### EXERCISE BRIEF
Lines that contain the string "Proof" are to be copied; leave out all others.

### TASK INPUT
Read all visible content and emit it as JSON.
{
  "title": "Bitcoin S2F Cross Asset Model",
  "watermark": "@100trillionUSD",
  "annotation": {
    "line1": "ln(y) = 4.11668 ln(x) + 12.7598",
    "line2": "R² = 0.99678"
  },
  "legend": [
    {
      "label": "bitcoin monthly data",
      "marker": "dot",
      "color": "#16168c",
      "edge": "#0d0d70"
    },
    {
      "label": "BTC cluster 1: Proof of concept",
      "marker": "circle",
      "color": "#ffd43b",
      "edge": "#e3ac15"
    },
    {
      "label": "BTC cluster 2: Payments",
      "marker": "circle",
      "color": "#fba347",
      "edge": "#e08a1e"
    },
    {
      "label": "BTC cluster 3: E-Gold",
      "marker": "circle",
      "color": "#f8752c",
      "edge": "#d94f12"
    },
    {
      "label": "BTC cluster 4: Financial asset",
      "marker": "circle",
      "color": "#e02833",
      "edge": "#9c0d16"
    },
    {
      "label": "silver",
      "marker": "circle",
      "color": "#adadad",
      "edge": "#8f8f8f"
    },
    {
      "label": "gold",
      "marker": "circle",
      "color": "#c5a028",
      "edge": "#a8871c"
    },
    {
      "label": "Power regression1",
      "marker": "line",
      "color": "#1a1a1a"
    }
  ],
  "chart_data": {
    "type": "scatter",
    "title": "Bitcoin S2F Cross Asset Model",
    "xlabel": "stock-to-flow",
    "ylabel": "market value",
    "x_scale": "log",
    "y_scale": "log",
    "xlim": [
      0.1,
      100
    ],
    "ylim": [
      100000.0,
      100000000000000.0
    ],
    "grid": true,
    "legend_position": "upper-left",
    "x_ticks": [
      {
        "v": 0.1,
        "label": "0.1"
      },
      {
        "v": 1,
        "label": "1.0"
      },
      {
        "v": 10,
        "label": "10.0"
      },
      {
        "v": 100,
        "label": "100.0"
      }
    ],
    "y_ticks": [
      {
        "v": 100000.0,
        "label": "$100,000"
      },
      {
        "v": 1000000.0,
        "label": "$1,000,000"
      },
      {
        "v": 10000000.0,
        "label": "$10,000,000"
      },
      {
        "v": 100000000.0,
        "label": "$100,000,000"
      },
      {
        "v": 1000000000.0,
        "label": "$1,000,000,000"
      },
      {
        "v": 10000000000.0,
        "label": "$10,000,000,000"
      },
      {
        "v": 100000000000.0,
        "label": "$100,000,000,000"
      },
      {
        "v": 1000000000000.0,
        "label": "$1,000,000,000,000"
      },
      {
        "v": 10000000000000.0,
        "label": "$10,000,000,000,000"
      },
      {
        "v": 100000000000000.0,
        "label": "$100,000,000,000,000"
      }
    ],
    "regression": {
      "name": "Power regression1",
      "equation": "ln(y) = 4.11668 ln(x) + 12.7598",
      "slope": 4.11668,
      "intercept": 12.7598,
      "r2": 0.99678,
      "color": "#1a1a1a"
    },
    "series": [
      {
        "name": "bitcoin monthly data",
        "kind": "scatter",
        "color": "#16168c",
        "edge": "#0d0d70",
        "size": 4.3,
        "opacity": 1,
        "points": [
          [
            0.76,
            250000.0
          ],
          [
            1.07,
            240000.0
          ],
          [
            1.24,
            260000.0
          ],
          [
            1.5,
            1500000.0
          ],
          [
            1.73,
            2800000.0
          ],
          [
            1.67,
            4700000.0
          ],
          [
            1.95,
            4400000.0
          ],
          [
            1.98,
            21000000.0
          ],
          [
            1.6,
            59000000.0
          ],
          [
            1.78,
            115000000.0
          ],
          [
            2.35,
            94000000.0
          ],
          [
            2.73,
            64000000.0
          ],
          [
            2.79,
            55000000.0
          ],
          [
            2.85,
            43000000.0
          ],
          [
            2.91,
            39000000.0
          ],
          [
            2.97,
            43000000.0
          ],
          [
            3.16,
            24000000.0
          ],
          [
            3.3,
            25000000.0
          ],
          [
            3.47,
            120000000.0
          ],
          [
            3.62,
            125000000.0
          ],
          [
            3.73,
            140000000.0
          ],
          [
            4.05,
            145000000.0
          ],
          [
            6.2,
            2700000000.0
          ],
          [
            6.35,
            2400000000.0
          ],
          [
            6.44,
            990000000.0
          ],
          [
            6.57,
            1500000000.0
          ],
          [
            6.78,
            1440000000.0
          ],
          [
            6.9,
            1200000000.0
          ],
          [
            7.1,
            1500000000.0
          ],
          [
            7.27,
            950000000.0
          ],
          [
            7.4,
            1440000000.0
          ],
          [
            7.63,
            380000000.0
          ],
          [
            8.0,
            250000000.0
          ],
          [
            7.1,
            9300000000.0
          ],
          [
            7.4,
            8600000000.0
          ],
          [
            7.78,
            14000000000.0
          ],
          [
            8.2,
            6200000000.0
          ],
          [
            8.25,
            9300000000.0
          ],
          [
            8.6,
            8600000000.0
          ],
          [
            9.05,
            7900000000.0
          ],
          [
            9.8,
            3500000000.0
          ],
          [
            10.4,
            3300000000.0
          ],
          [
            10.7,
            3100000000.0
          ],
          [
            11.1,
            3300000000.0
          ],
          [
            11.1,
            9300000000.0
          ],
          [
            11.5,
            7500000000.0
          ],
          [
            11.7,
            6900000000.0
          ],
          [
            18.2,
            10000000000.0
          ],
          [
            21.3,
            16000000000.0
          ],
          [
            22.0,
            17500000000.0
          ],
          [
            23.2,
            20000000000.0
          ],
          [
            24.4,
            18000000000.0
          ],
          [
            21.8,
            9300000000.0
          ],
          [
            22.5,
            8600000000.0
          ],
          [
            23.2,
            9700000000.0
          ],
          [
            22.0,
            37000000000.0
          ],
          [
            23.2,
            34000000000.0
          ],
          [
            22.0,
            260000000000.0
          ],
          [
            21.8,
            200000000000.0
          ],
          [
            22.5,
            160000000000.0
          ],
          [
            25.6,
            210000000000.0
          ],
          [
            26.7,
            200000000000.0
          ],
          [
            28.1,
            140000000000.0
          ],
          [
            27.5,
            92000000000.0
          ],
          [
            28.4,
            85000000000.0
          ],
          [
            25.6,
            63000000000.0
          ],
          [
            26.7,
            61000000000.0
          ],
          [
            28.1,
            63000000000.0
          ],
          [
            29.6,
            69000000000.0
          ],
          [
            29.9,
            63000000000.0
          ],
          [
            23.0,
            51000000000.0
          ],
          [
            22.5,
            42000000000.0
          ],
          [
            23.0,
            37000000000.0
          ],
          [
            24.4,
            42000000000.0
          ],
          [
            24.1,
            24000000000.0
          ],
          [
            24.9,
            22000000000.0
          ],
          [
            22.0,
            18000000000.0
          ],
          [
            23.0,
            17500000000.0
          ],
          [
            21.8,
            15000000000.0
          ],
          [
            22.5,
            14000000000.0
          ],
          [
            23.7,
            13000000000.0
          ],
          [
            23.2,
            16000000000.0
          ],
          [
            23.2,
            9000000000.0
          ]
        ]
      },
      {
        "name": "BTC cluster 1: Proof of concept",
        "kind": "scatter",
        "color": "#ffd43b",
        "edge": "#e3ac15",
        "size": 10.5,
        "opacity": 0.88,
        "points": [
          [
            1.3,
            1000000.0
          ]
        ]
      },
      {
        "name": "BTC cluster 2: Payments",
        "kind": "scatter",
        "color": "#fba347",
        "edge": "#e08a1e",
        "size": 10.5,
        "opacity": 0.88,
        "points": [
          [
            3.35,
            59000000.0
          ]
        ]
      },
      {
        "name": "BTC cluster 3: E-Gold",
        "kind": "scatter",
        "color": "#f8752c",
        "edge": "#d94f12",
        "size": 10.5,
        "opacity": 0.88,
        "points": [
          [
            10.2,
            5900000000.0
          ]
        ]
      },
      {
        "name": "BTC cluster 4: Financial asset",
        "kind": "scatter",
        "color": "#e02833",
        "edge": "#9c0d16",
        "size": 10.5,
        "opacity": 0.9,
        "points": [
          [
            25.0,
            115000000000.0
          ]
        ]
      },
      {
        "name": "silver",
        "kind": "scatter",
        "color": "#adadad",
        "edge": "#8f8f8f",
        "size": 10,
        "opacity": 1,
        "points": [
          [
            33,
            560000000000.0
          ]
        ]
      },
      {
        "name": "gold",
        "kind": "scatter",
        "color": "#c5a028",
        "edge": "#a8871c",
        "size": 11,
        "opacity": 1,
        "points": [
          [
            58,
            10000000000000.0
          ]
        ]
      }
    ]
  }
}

### WRITTEN REPLY
      "label": "BTC cluster 1: Proof of concept",
        "name": "BTC cluster 1: Proof of concept",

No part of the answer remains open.